Let PQ be a diameter of a circle,
     A be a point on line PQ such that P lies between A and Q,
     T be a point on the circle such that line AT is tangent to the circle,
     B be the point on line QT such that line BP is perpendicular to line PQ, and
     C be the point on line PT such that line CQ is perpendicular to line PQ.

Prove that points A, B, and C are collinear.

I'll be the first to admit that geometry is the area of math that I am the weakest at, so take this counter-proof with a grain of salt :-)

Now since PTQ subtends a diameter then angle PTQ is a right angle.  Since PTC is a straight line then angle QTC is also right.  Also since QTB is a straight line then angle BTC is also right.

Now for the part I'm not 100% on, if ABC is a straight line and since ABQ is a right angle then CBT would also need to be a right angle, but then that would mean that triangle CBT would have 2 right angles and that obviously can't happen so A,B,C and not be collinear.

> _TASKS FOR THIS EXERCISE_:
(1) Rewrite the paragraph of the geometry post beginning "Now since PTQ subtends" as a short bulleted list, keeping its main facts.
(2) Please transcribe everything in the geometry post from "Let PQ be a" down to "of salt :-)".
(3) Pick up the geometry post after its last sentence and continue it.

> _EXTRACTED DATA_:
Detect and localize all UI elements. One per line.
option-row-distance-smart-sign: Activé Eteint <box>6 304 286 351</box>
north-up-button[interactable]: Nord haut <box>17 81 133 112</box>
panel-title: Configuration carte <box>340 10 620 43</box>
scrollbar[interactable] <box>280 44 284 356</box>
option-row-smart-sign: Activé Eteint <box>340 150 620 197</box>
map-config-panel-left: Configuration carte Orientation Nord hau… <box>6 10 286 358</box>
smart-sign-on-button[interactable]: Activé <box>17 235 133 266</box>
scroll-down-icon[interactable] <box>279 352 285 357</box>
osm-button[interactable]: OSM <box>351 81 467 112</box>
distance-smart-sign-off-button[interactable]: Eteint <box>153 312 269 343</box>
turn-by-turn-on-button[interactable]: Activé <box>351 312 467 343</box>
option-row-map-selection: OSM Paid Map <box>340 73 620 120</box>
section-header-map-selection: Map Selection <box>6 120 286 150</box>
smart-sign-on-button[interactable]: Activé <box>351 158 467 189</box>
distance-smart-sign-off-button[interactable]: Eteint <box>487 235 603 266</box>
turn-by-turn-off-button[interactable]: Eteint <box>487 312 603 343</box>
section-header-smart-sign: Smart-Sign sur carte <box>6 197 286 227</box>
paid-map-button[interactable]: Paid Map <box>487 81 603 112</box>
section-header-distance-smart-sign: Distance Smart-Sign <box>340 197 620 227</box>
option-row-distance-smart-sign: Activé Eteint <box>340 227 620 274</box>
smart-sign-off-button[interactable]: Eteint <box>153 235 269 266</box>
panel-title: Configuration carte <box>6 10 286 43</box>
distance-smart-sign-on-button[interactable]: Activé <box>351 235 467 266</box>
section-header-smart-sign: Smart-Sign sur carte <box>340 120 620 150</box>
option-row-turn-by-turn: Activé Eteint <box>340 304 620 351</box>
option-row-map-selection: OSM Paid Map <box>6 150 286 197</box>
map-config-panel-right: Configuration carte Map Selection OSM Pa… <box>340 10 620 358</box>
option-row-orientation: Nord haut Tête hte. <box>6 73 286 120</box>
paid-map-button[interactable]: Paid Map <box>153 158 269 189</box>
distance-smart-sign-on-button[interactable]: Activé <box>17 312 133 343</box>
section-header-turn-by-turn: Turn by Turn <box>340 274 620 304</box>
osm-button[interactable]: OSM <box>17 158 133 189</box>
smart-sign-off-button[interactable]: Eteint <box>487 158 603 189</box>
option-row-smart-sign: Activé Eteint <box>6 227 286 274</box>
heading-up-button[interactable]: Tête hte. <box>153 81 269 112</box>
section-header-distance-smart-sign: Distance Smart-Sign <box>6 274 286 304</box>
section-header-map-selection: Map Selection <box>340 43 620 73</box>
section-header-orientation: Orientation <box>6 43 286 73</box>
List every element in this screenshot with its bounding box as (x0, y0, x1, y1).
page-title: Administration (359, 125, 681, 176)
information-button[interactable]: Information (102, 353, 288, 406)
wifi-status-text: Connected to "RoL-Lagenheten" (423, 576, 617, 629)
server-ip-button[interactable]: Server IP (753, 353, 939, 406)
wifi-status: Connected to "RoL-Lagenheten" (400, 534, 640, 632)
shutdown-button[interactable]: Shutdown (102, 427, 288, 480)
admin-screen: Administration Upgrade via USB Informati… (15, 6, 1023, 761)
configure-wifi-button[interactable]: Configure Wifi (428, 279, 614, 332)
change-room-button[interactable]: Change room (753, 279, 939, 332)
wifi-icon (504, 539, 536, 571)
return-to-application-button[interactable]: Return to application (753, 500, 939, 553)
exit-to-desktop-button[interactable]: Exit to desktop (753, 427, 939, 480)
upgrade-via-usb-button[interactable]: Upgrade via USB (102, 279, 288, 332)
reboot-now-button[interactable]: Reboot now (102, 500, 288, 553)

> _LIST OF ANSWERS_:
(1)
- Angle PTQ is a right angle, since PTQ subtends a diameter.
- Angle QTC is also right, since PTC is a straight line.
- Angle BTC is also right, since QTB is a straight line.

(2)
Let PQ be a diameter of a circle,
     A be a point on line PQ such that P lies between A and Q,
     T be a point on the circle such that line AT is tangent to the circle,
     B be the point on line QT such that line BP is perpendicular to line PQ, and
     C be the point on line PT such that line CQ is perpendicular to line PQ.

Prove that points A, B, and C are collinear.

I'll be the first to admit that geometry is the area of math that I am the weakest at, so take this counter-proof with a grain of salt :-)

(3)
I really can't see where my flaw is in this, but like I said my geometry knowledge is not the greatest so I anticipate someone finding a flaw in my counterproof, if not then this reminds me of the kind of devious questions my high school geometry teacher would put on tests where she would ask us to proof something that isn't true, expecting us to see that and give a counter proof. :-)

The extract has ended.